(Stored data)
[START]

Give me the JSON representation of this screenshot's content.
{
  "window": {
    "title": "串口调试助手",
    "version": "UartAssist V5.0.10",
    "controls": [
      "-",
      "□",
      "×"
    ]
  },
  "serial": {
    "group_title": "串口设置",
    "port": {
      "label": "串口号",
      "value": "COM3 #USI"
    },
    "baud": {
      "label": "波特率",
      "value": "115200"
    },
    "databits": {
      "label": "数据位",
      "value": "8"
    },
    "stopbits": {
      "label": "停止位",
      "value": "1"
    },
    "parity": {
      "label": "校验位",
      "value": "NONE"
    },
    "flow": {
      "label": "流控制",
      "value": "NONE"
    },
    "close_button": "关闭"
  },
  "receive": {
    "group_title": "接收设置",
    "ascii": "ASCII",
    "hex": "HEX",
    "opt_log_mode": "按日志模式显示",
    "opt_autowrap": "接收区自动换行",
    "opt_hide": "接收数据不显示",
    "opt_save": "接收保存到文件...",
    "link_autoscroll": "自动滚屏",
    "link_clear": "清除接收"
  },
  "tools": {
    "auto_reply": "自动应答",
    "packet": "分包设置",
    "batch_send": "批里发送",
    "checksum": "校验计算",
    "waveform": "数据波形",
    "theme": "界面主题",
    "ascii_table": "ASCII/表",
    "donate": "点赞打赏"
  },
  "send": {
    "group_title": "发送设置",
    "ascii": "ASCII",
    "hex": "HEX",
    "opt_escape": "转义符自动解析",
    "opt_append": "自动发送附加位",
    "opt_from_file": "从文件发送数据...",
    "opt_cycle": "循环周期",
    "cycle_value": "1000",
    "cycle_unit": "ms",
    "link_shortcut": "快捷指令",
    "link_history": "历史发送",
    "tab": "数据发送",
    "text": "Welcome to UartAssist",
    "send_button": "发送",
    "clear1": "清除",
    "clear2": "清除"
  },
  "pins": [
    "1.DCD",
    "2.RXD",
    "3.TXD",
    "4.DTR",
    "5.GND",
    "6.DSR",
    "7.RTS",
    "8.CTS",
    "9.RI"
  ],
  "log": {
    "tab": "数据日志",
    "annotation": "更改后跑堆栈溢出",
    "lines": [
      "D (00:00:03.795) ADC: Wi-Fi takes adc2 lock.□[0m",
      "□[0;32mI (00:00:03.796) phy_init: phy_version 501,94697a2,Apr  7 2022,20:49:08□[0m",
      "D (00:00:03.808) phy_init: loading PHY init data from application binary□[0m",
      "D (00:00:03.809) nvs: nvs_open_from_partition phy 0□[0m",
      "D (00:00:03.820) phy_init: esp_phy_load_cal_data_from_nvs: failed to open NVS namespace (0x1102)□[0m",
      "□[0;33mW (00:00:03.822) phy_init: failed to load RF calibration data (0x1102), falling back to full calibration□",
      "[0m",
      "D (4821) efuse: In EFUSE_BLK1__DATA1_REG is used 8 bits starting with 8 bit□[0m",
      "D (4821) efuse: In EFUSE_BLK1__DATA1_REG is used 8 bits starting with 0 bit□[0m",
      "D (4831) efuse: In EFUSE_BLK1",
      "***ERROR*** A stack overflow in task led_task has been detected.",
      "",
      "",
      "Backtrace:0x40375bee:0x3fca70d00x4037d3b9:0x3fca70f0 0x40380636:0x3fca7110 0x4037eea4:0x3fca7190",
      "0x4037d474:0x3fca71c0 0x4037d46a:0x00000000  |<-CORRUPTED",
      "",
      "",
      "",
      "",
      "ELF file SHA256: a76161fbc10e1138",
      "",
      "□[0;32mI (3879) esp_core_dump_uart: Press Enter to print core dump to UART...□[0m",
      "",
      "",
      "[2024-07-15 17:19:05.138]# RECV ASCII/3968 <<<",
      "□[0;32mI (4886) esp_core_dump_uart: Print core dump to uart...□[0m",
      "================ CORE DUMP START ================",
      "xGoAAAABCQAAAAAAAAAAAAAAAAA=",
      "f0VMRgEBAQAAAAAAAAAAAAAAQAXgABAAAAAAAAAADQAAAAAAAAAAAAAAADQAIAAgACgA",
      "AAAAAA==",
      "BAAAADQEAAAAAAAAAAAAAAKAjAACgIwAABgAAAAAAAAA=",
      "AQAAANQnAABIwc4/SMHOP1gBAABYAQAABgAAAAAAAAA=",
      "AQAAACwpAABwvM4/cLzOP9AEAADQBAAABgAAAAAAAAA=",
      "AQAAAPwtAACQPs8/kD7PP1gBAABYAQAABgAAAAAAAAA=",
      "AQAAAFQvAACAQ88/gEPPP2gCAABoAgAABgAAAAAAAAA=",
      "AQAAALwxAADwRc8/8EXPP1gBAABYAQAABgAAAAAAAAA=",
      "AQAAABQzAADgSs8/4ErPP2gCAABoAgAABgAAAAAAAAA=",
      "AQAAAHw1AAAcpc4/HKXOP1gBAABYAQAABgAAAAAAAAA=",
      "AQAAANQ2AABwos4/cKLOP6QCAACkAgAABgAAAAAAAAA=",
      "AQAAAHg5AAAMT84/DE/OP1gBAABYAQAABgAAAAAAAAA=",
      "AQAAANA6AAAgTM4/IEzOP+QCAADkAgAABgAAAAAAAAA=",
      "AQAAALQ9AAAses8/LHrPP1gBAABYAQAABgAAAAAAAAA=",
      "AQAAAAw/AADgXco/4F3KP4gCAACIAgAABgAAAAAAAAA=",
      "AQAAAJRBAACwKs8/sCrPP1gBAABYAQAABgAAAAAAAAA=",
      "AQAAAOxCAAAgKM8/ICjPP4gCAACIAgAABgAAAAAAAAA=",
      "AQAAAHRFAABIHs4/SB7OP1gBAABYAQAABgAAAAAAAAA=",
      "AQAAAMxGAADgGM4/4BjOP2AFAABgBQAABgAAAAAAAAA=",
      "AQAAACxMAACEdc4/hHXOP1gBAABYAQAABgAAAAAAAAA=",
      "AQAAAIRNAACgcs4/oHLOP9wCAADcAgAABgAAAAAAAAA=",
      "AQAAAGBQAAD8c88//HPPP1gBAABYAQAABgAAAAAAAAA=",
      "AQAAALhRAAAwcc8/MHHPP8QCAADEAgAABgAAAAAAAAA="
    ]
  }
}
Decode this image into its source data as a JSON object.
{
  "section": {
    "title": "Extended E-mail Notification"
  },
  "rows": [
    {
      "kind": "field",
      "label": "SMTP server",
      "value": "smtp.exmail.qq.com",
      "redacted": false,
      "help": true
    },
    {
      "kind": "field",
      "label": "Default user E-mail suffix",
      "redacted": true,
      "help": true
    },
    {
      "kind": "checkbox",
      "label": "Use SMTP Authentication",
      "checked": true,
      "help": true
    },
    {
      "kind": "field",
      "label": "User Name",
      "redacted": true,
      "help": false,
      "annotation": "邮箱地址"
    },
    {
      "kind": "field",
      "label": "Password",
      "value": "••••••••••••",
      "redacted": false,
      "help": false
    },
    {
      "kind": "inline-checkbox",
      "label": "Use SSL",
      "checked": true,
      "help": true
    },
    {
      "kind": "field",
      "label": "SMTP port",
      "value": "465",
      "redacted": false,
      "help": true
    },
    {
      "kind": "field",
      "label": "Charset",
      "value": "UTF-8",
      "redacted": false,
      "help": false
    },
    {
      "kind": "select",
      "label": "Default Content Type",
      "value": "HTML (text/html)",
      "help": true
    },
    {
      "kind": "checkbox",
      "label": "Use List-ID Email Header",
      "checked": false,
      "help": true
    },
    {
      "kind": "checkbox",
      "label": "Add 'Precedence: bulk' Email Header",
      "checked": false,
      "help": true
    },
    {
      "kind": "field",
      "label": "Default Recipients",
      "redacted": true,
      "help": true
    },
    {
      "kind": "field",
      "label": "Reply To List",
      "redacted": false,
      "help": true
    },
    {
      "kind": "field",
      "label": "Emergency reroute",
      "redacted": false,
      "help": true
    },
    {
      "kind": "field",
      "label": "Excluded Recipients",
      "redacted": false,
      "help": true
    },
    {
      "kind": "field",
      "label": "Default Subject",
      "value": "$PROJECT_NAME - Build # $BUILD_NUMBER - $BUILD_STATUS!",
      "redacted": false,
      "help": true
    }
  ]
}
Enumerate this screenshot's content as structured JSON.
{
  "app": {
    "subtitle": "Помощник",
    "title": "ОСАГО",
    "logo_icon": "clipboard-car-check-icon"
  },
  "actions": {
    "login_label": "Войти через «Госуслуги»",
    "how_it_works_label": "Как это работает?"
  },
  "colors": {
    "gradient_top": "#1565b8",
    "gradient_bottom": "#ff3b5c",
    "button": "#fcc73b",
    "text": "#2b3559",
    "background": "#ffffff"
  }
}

[END]

PROBLEM REQUIREMENTS: Exactly reproduce the lines that run from the line with "Enumerate this screenshot's" through the last line of the records, inclusive.

SOLUTION FOR THIS EXERCISE:
Enumerate this screenshot's content as structured JSON.
{
  "app": {
    "subtitle": "Помощник",
    "title": "ОСАГО",
    "logo_icon": "clipboard-car-check-icon"
  },
  "actions": {
    "login_label": "Войти через «Госуслуги»",
    "how_it_works_label": "Как это работает?"
  },
  "colors": {
    "gradient_top": "#1565b8",
    "gradient_bottom": "#ff3b5c",
    "button": "#fcc73b",
    "text": "#2b3559",
    "background": "#ffffff"
  }
}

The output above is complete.